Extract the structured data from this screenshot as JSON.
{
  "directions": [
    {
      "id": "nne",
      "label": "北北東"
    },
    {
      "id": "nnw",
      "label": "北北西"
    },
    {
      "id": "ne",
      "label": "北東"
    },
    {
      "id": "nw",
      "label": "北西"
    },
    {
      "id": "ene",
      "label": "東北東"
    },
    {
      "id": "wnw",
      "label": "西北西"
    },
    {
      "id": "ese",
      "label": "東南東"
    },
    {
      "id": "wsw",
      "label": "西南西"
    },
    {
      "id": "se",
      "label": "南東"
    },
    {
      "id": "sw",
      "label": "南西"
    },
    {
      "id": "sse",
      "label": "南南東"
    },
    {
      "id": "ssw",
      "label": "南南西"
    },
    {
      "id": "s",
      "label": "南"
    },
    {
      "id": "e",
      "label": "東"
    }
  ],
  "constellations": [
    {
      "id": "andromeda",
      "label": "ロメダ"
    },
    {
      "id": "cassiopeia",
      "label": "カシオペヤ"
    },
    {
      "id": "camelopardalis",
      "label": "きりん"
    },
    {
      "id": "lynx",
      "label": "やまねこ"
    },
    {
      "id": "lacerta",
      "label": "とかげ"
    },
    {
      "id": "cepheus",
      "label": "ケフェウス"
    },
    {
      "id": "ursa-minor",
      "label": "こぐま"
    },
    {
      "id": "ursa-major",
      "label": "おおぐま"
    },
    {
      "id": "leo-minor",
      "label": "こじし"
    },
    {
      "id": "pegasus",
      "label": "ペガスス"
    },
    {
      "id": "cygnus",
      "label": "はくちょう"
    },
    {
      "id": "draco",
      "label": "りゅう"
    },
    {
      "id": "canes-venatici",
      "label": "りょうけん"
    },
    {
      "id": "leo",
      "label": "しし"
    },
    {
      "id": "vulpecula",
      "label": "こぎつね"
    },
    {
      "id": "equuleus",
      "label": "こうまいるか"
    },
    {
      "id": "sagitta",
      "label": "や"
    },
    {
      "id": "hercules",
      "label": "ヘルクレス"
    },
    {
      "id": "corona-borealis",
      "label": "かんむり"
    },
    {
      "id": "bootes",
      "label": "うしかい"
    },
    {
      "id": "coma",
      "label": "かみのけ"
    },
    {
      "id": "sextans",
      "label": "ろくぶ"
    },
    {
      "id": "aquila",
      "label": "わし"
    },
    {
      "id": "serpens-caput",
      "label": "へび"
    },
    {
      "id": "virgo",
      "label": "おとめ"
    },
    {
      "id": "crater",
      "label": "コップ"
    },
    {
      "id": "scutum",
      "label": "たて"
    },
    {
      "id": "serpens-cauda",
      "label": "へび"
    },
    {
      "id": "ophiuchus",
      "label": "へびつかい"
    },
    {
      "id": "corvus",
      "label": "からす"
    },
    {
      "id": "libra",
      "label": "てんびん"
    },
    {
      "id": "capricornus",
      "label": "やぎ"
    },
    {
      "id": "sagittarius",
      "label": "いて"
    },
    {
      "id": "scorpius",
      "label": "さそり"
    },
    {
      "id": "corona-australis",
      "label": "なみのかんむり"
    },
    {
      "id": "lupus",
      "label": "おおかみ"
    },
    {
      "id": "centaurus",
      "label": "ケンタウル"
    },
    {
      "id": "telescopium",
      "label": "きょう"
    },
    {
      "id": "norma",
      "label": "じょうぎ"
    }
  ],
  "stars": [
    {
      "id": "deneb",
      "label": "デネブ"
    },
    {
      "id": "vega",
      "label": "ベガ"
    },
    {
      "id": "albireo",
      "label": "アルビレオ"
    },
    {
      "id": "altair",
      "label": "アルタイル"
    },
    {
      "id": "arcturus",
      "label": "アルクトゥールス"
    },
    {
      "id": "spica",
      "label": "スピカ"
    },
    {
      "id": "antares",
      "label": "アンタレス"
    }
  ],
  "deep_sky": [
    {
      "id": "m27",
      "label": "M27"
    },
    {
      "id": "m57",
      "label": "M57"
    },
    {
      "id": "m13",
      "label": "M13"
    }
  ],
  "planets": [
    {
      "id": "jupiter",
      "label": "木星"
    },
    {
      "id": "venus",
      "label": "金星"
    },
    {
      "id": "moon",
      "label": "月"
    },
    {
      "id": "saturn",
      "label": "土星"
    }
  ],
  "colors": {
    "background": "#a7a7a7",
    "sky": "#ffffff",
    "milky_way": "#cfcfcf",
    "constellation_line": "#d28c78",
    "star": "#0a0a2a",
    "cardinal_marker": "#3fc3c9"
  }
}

+===+

• To do: Quote the whole listing above, leaving nothing out.

• Output of the exercise:
Extract the structured data from this screenshot as JSON.
{
  "directions": [
    {
      "id": "nne",
      "label": "北北東"
    },
    {
      "id": "nnw",
      "label": "北北西"
    },
    {
      "id": "ne",
      "label": "北東"
    },
    {
      "id": "nw",
      "label": "北西"
    },
    {
      "id": "ene",
      "label": "東北東"
    },
    {
      "id": "wnw",
      "label": "西北西"
    },
    {
      "id": "ese",
      "label": "東南東"
    },
    {
      "id": "wsw",
      "label": "西南西"
    },
    {
      "id": "se",
      "label": "南東"
    },
    {
      "id": "sw",
      "label": "南西"
    },
    {
      "id": "sse",
      "label": "南南東"
    },
    {
      "id": "ssw",
      "label": "南南西"
    },
    {
      "id": "s",
      "label": "南"
    },
    {
      "id": "e",
      "label": "東"
    }
  ],
  "constellations": [
    {
      "id": "andromeda",
      "label": "ロメダ"
    },
    {
      "id": "cassiopeia",
      "label": "カシオペヤ"
    },
    {
      "id": "camelopardalis",
      "label": "きりん"
    },
    {
      "id": "lynx",
      "label": "やまねこ"
    },
    {
      "id": "lacerta",
      "label": "とかげ"
    },
    {
      "id": "cepheus",
      "label": "ケフェウス"
    },
    {
      "id": "ursa-minor",
      "label": "こぐま"
    },
    {
      "id": "ursa-major",
      "label": "おおぐま"
    },
    {
      "id": "leo-minor",
      "label": "こじし"
    },
    {
      "id": "pegasus",
      "label": "ペガスス"
    },
    {
      "id": "cygnus",
      "label": "はくちょう"
    },
    {
      "id": "draco",
      "label": "りゅう"
    },
    {
      "id": "canes-venatici",
      "label": "りょうけん"
    },
    {
      "id": "leo",
      "label": "しし"
    },
    {
      "id": "vulpecula",
      "label": "こぎつね"
    },
    {
      "id": "equuleus",
      "label": "こうまいるか"
    },
    {
      "id": "sagitta",
      "label": "や"
    },
    {
      "id": "hercules",
      "label": "ヘルクレス"
    },
    {
      "id": "corona-borealis",
      "label": "かんむり"
    },
    {
      "id": "bootes",
      "label": "うしかい"
    },
    {
      "id": "coma",
      "label": "かみのけ"
    },
    {
      "id": "sextans",
      "label": "ろくぶ"
    },
    {
      "id": "aquila",
      "label": "わし"
    },
    {
      "id": "serpens-caput",
      "label": "へび"
    },
    {
      "id": "virgo",
      "label": "おとめ"
    },
    {
      "id": "crater",
      "label": "コップ"
    },
    {
      "id": "scutum",
      "label": "たて"
    },
    {
      "id": "serpens-cauda",
      "label": "へび"
    },
    {
      "id": "ophiuchus",
      "label": "へびつかい"
    },
    {
      "id": "corvus",
      "label": "からす"
    },
    {
      "id": "libra",
      "label": "てんびん"
    },
    {
      "id": "capricornus",
      "label": "やぎ"
    },
    {
      "id": "sagittarius",
      "label": "いて"
    },
    {
      "id": "scorpius",
      "label": "さそり"
    },
    {
      "id": "corona-australis",
      "label": "なみのかんむり"
    },
    {
      "id": "lupus",
      "label": "おおかみ"
    },
    {
      "id": "centaurus",
      "label": "ケンタウル"
    },
    {
      "id": "telescopium",
      "label": "きょう"
    },
    {
      "id": "norma",
      "label": "じょうぎ"
    }
  ],
  "stars": [
    {
      "id": "deneb",
      "label": "デネブ"
    },
    {
      "id": "vega",
      "label": "ベガ"
    },
    {
      "id": "albireo",
      "label": "アルビレオ"
    },
    {
      "id": "altair",
      "label": "アルタイル"
    },
    {
      "id": "arcturus",
      "label": "アルクトゥールス"
    },
    {
      "id": "spica",
      "label": "スピカ"
    },
    {
      "id": "antares",
      "label": "アンタレス"
    }
  ],
  "deep_sky": [
    {
      "id": "m27",
      "label": "M27"
    },
    {
      "id": "m57",
      "label": "M57"
    },
    {
      "id": "m13",
      "label": "M13"
    }
  ],
  "planets": [
    {
      "id": "jupiter",
      "label": "木星"
    },
    {
      "id": "venus",
      "label": "金星"
    },
    {
      "id": "moon",
      "label": "月"
    },
    {
      "id": "saturn",
      "label": "土星"
    }
  ],
  "colors": {
    "background": "#a7a7a7",
    "sky": "#ffffff",
    "milky_way": "#cfcfcf",
    "constellation_line": "#d28c78",
    "star": "#0a0a2a",
    "cardinal_marker": "#3fc3c9"
  }
}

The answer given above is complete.